• _DIRECTION_: From the listing below, pull out all lines with "Holt" in them.

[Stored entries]
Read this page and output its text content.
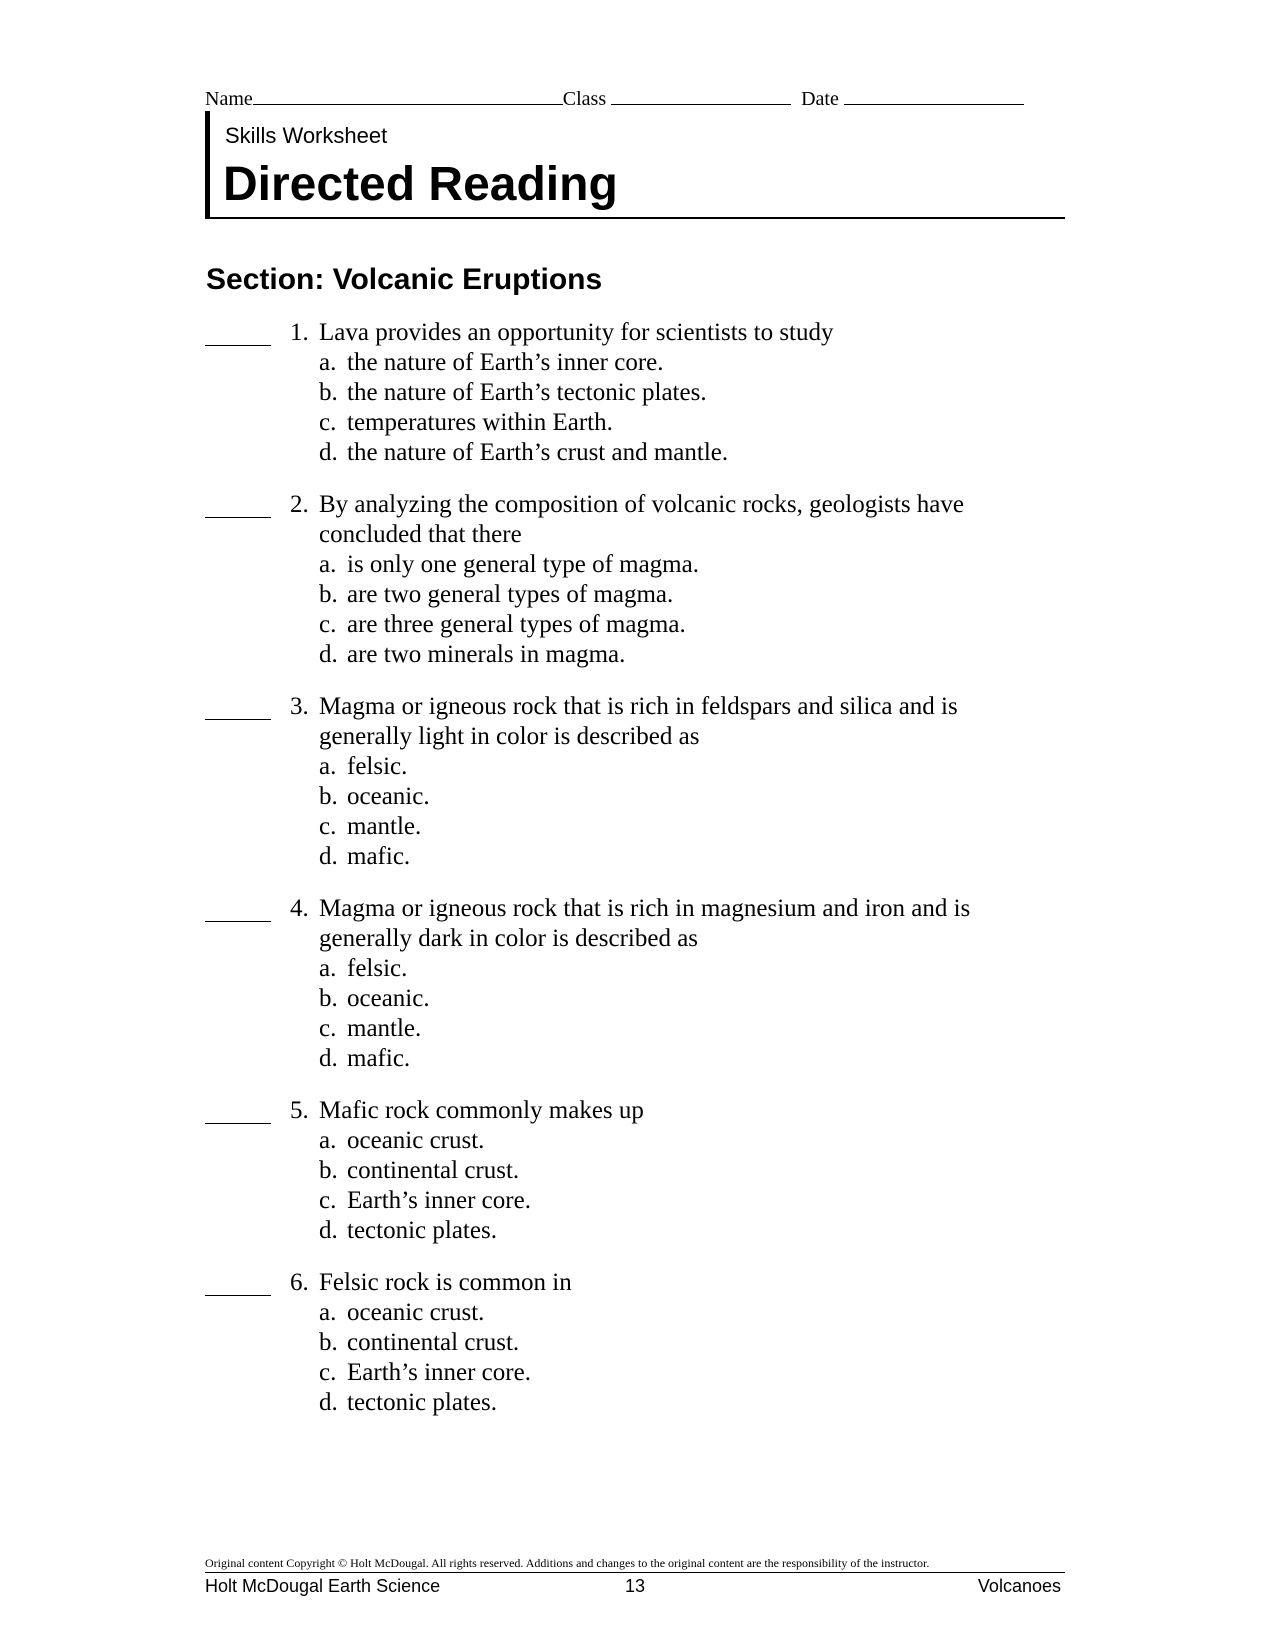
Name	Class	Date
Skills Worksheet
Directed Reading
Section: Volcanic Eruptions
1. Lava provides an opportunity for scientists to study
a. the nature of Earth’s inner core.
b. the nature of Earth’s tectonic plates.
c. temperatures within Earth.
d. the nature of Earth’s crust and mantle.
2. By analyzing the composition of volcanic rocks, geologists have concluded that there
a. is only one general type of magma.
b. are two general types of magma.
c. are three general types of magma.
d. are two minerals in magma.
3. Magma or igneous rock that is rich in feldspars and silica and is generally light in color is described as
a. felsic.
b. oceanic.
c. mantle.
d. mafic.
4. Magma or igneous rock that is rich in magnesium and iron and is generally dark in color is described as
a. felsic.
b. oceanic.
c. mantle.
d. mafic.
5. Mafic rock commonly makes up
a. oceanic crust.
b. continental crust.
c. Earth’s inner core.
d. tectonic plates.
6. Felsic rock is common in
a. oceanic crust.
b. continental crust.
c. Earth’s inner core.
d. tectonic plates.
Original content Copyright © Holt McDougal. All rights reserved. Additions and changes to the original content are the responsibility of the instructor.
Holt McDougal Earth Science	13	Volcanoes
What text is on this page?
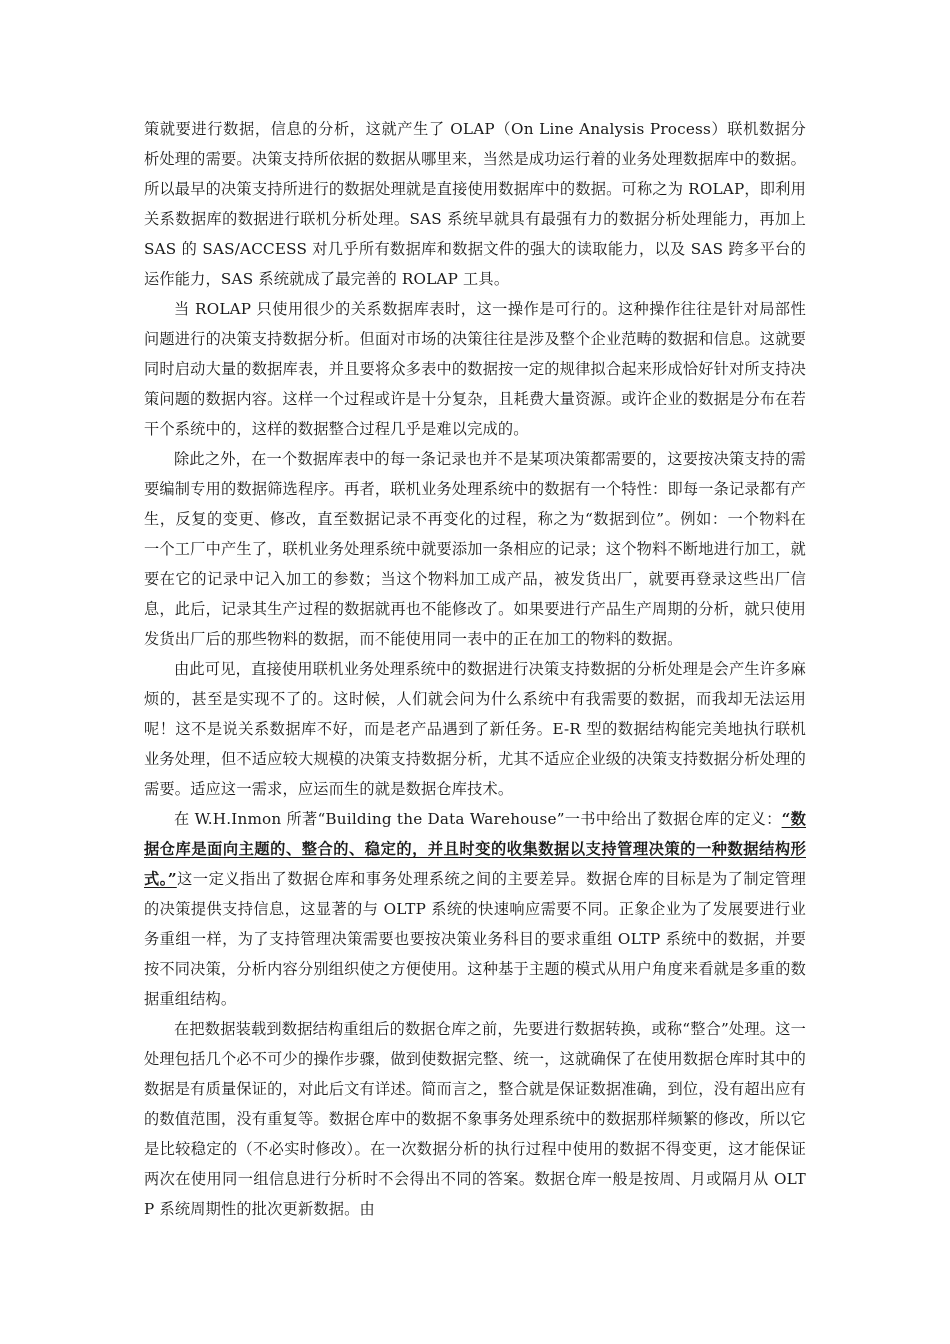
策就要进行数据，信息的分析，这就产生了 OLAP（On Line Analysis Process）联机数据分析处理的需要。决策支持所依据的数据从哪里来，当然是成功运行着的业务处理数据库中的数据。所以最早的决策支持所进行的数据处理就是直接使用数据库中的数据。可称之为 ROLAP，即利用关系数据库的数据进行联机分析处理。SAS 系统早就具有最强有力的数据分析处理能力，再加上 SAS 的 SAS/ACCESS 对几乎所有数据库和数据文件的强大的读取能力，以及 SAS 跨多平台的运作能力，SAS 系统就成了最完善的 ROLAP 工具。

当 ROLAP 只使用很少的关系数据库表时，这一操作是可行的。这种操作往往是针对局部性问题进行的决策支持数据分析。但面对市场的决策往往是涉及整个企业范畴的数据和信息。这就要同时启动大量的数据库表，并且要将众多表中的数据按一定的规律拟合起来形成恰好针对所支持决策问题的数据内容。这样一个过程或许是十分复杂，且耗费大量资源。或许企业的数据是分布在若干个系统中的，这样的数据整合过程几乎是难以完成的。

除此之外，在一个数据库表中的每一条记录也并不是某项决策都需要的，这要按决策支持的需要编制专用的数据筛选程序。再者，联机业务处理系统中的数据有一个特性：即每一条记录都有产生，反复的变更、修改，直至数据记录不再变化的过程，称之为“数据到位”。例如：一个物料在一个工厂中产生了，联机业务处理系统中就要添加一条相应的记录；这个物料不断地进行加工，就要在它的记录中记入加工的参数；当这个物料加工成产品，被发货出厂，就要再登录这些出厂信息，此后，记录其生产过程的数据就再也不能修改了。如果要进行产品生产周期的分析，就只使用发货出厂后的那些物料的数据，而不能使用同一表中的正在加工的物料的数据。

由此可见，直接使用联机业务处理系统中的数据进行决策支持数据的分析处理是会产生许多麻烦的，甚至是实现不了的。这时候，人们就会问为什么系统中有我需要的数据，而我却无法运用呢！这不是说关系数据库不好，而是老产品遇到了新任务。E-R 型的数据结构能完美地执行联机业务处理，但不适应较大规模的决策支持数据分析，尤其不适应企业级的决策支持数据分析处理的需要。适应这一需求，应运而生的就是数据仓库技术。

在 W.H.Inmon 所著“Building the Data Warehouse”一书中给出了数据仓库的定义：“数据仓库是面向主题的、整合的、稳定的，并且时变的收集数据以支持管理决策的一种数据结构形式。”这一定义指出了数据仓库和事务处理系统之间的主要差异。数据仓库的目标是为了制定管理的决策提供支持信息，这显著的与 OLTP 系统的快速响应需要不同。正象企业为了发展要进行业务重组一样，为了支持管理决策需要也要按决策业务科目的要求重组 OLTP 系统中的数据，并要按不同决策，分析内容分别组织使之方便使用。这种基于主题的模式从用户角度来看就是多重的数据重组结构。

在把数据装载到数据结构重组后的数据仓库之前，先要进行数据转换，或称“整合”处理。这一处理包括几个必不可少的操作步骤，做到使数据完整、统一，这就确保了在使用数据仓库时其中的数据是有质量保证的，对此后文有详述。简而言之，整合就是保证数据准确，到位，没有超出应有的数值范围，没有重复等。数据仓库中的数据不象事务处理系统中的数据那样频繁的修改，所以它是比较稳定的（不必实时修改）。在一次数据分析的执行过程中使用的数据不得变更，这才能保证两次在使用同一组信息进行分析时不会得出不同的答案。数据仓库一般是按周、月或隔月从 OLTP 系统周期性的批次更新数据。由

• _FULL SOLUTION_:
Original content Copyright © Holt McDougal. All rights reserved. Additions and changes to the original content are the responsibility of the instructor.
Holt McDougal Earth Science	13	Volcanoes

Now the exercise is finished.